[Dataset records on visual material]
# # # #

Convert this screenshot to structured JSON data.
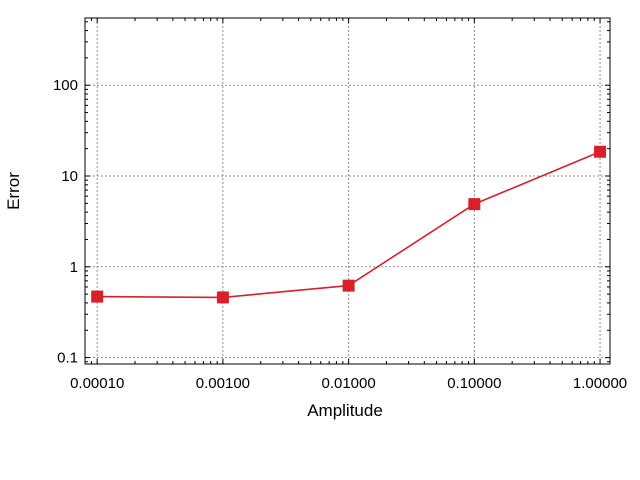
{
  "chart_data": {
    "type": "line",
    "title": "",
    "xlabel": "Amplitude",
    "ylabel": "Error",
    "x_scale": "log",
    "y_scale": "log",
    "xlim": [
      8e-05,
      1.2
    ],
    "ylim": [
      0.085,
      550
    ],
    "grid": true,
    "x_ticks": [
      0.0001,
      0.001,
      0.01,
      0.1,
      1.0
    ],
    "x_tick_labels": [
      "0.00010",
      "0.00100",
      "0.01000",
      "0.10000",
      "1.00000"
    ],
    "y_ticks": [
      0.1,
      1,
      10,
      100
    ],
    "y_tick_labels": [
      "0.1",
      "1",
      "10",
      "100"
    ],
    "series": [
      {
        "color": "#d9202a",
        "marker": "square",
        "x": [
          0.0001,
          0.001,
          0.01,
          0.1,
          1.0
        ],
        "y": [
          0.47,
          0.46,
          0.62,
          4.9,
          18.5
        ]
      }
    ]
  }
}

# # # #

-- Aim of the task --
Without the pictures, transcribe the listing above exactly.

-- The reply --
Convert this screenshot to structured JSON data.
{
  "chart_data": {
    "type": "line",
    "title": "",
    "xlabel": "Amplitude",
    "ylabel": "Error",
    "x_scale": "log",
    "y_scale": "log",
    "xlim": [
      8e-05,
      1.2
    ],
    "ylim": [
      0.085,
      550
    ],
    "grid": true,
    "x_ticks": [
      0.0001,
      0.001,
      0.01,
      0.1,
      1.0
    ],
    "x_tick_labels": [
      "0.00010",
      "0.00100",
      "0.01000",
      "0.10000",
      "1.00000"
    ],
    "y_ticks": [
      0.1,
      1,
      10,
      100
    ],
    "y_tick_labels": [
      "0.1",
      "1",
      "10",
      "100"
    ],
    "series": [
      {
        "color": "#d9202a",
        "marker": "square",
        "x": [
          0.0001,
          0.001,
          0.01,
          0.1,
          1.0
        ],
        "y": [
          0.47,
          0.46,
          0.62,
          4.9,
          18.5
        ]
      }
    ]
  }
}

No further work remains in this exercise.